Short exercise: Copy all the material that follows, keeping every character the same.

Collection entries:
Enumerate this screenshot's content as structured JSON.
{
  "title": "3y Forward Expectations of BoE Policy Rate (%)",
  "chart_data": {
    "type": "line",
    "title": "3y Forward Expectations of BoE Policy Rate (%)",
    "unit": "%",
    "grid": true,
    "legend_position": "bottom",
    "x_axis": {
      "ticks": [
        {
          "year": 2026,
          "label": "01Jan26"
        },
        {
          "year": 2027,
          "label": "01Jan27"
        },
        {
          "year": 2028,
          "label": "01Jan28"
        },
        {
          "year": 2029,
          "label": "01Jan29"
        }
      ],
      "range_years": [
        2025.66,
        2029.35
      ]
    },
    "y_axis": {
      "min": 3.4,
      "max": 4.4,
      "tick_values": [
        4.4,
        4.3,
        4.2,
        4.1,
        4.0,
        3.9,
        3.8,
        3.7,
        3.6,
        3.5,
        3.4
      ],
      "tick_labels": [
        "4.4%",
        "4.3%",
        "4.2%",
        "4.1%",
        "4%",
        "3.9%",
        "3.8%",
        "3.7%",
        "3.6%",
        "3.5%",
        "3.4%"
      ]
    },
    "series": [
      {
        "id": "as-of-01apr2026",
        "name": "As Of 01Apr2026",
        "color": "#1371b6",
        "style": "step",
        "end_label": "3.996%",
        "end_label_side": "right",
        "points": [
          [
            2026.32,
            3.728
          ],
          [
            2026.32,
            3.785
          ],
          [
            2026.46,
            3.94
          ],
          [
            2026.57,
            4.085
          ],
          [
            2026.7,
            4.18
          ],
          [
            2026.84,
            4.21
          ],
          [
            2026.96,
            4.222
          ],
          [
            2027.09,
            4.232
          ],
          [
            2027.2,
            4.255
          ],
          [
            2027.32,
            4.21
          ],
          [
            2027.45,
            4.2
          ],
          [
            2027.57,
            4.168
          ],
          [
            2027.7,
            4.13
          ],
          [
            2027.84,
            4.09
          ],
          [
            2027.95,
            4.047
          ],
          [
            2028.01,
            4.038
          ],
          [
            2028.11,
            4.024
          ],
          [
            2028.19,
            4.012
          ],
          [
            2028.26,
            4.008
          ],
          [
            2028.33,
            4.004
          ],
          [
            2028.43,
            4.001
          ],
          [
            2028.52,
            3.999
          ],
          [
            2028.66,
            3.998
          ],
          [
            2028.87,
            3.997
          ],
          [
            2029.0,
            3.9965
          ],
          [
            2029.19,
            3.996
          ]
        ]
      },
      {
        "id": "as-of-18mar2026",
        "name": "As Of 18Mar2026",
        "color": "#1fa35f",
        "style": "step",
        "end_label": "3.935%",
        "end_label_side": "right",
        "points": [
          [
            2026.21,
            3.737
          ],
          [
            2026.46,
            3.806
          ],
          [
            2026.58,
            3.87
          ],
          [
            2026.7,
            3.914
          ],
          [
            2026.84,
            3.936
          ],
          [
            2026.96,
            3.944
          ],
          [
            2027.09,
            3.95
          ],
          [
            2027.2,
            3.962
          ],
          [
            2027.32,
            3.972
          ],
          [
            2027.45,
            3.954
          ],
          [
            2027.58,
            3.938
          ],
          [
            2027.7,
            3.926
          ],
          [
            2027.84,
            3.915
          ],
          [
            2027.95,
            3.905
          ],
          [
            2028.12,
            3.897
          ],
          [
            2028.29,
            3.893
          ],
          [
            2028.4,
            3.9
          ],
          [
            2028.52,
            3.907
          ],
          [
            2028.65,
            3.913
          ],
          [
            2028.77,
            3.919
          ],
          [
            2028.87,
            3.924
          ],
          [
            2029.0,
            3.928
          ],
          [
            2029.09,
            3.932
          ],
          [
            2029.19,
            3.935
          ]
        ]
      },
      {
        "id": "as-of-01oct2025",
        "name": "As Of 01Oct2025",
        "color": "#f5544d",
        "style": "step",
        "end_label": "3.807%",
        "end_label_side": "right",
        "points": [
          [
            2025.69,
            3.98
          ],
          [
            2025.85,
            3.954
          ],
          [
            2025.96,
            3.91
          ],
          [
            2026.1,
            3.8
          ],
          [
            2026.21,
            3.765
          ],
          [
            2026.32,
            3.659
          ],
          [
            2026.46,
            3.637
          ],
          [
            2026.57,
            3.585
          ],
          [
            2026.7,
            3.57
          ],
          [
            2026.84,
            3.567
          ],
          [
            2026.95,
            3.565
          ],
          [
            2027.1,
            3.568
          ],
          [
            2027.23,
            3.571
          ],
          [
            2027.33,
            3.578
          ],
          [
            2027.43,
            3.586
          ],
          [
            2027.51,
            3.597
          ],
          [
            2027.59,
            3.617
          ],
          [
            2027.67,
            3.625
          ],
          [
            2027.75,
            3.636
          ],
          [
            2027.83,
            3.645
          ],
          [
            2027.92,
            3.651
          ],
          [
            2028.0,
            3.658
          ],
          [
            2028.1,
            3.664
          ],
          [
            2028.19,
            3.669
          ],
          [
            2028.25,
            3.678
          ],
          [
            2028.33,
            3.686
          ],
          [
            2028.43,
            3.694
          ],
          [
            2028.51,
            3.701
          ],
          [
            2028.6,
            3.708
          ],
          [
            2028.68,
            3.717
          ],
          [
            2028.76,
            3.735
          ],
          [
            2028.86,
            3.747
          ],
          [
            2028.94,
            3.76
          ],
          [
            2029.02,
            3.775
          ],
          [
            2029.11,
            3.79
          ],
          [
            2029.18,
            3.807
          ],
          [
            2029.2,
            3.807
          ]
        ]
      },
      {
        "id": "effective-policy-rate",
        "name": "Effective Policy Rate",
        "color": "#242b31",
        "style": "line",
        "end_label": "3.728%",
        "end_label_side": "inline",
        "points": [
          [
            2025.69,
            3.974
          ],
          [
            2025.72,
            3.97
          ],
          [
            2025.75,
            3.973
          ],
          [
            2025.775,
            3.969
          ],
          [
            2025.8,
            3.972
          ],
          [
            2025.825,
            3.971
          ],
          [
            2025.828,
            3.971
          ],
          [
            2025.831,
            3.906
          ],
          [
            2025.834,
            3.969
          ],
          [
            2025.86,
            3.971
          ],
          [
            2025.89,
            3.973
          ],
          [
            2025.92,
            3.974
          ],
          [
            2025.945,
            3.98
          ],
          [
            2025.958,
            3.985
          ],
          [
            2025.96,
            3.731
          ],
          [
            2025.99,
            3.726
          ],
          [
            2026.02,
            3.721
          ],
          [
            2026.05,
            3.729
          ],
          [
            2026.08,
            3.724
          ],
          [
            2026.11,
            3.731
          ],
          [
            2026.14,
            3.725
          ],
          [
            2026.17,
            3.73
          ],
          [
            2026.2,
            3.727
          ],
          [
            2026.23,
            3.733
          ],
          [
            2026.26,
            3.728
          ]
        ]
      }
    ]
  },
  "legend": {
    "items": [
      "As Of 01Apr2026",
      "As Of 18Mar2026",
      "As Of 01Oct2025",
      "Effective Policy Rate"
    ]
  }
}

Result of this exercise:
Enumerate this screenshot's content as structured JSON.
{
  "title": "3y Forward Expectations of BoE Policy Rate (%)",
  "chart_data": {
    "type": "line",
    "title": "3y Forward Expectations of BoE Policy Rate (%)",
    "unit": "%",
    "grid": true,
    "legend_position": "bottom",
    "x_axis": {
      "ticks": [
        {
          "year": 2026,
          "label": "01Jan26"
        },
        {
          "year": 2027,
          "label": "01Jan27"
        },
        {
          "year": 2028,
          "label": "01Jan28"
        },
        {
          "year": 2029,
          "label": "01Jan29"
        }
      ],
      "range_years": [
        2025.66,
        2029.35
      ]
    },
    "y_axis": {
      "min": 3.4,
      "max": 4.4,
      "tick_values": [
        4.4,
        4.3,
        4.2,
        4.1,
        4.0,
        3.9,
        3.8,
        3.7,
        3.6,
        3.5,
        3.4
      ],
      "tick_labels": [
        "4.4%",
        "4.3%",
        "4.2%",
        "4.1%",
        "4%",
        "3.9%",
        "3.8%",
        "3.7%",
        "3.6%",
        "3.5%",
        "3.4%"
      ]
    },
    "series": [
      {
        "id": "as-of-01apr2026",
        "name": "As Of 01Apr2026",
        "color": "#1371b6",
        "style": "step",
        "end_label": "3.996%",
        "end_label_side": "right",
        "points": [
          [
            2026.32,
            3.728
          ],
          [
            2026.32,
            3.785
          ],
          [
            2026.46,
            3.94
          ],
          [
            2026.57,
            4.085
          ],
          [
            2026.7,
            4.18
          ],
          [
            2026.84,
            4.21
          ],
          [
            2026.96,
            4.222
          ],
          [
            2027.09,
            4.232
          ],
          [
            2027.2,
            4.255
          ],
          [
            2027.32,
            4.21
          ],
          [
            2027.45,
            4.2
          ],
          [
            2027.57,
            4.168
          ],
          [
            2027.7,
            4.13
          ],
          [
            2027.84,
            4.09
          ],
          [
            2027.95,
            4.047
          ],
          [
            2028.01,
            4.038
          ],
          [
            2028.11,
            4.024
          ],
          [
            2028.19,
            4.012
          ],
          [
            2028.26,
            4.008
          ],
          [
            2028.33,
            4.004
          ],
          [
            2028.43,
            4.001
          ],
          [
            2028.52,
            3.999
          ],
          [
            2028.66,
            3.998
          ],
          [
            2028.87,
            3.997
          ],
          [
            2029.0,
            3.9965
          ],
          [
            2029.19,
            3.996
          ]
        ]
      },
      {
        "id": "as-of-18mar2026",
        "name": "As Of 18Mar2026",
        "color": "#1fa35f",
        "style": "step",
        "end_label": "3.935%",
        "end_label_side": "right",
        "points": [
          [
            2026.21,
            3.737
          ],
          [
            2026.46,
            3.806
          ],
          [
            2026.58,
            3.87
          ],
          [
            2026.7,
            3.914
          ],
          [
            2026.84,
            3.936
          ],
          [
            2026.96,
            3.944
          ],
          [
            2027.09,
            3.95
          ],
          [
            2027.2,
            3.962
          ],
          [
            2027.32,
            3.972
          ],
          [
            2027.45,
            3.954
          ],
          [
            2027.58,
            3.938
          ],
          [
            2027.7,
            3.926
          ],
          [
            2027.84,
            3.915
          ],
          [
            2027.95,
            3.905
          ],
          [
            2028.12,
            3.897
          ],
          [
            2028.29,
            3.893
          ],
          [
            2028.4,
            3.9
          ],
          [
            2028.52,
            3.907
          ],
          [
            2028.65,
            3.913
          ],
          [
            2028.77,
            3.919
          ],
          [
            2028.87,
            3.924
          ],
          [
            2029.0,
            3.928
          ],
          [
            2029.09,
            3.932
          ],
          [
            2029.19,
            3.935
          ]
        ]
      },
      {
        "id": "as-of-01oct2025",
        "name": "As Of 01Oct2025",
        "color": "#f5544d",
        "style": "step",
        "end_label": "3.807%",
        "end_label_side": "right",
        "points": [
          [
            2025.69,
            3.98
          ],
          [
            2025.85,
            3.954
          ],
          [
            2025.96,
            3.91
          ],
          [
            2026.1,
            3.8
          ],
          [
            2026.21,
            3.765
          ],
          [
            2026.32,
            3.659
          ],
          [
            2026.46,
            3.637
          ],
          [
            2026.57,
            3.585
          ],
          [
            2026.7,
            3.57
          ],
          [
            2026.84,
            3.567
          ],
          [
            2026.95,
            3.565
          ],
          [
            2027.1,
            3.568
          ],
          [
            2027.23,
            3.571
          ],
          [
            2027.33,
            3.578
          ],
          [
            2027.43,
            3.586
          ],
          [
            2027.51,
            3.597
          ],
          [
            2027.59,
            3.617
          ],
          [
            2027.67,
            3.625
          ],
          [
            2027.75,
            3.636
          ],
          [
            2027.83,
            3.645
          ],
          [
            2027.92,
            3.651
          ],
          [
            2028.0,
            3.658
          ],
          [
            2028.1,
            3.664
          ],
          [
            2028.19,
            3.669
          ],
          [
            2028.25,
            3.678
          ],
          [
            2028.33,
            3.686
          ],
          [
            2028.43,
            3.694
          ],
          [
            2028.51,
            3.701
          ],
          [
            2028.6,
            3.708
          ],
          [
            2028.68,
            3.717
          ],
          [
            2028.76,
            3.735
          ],
          [
            2028.86,
            3.747
          ],
          [
            2028.94,
            3.76
          ],
          [
            2029.02,
            3.775
          ],
          [
            2029.11,
            3.79
          ],
          [
            2029.18,
            3.807
          ],
          [
            2029.2,
            3.807
          ]
        ]
      },
      {
        "id": "effective-policy-rate",
        "name": "Effective Policy Rate",
        "color": "#242b31",
        "style": "line",
        "end_label": "3.728%",
        "end_label_side": "inline",
        "points": [
          [
            2025.69,
            3.974
          ],
          [
            2025.72,
            3.97
          ],
          [
            2025.75,
            3.973
          ],
          [
            2025.775,
            3.969
          ],
          [
            2025.8,
            3.972
          ],
          [
            2025.825,
            3.971
          ],
          [
            2025.828,
            3.971
          ],
          [
            2025.831,
            3.906
          ],
          [
            2025.834,
            3.969
          ],
          [
            2025.86,
            3.971
          ],
          [
            2025.89,
            3.973
          ],
          [
            2025.92,
            3.974
          ],
          [
            2025.945,
            3.98
          ],
          [
            2025.958,
            3.985
          ],
          [
            2025.96,
            3.731
          ],
          [
            2025.99,
            3.726
          ],
          [
            2026.02,
            3.721
          ],
          [
            2026.05,
            3.729
          ],
          [
            2026.08,
            3.724
          ],
          [
            2026.11,
            3.731
          ],
          [
            2026.14,
            3.725
          ],
          [
            2026.17,
            3.73
          ],
          [
            2026.2,
            3.727
          ],
          [
            2026.23,
            3.733
          ],
          [
            2026.26,
            3.728
          ]
        ]
      }
    ]
  },
  "legend": {
    "items": [
      "As Of 01Apr2026",
      "As Of 18Mar2026",
      "As Of 01Oct2025",
      "Effective Policy Rate"
    ]
  }
}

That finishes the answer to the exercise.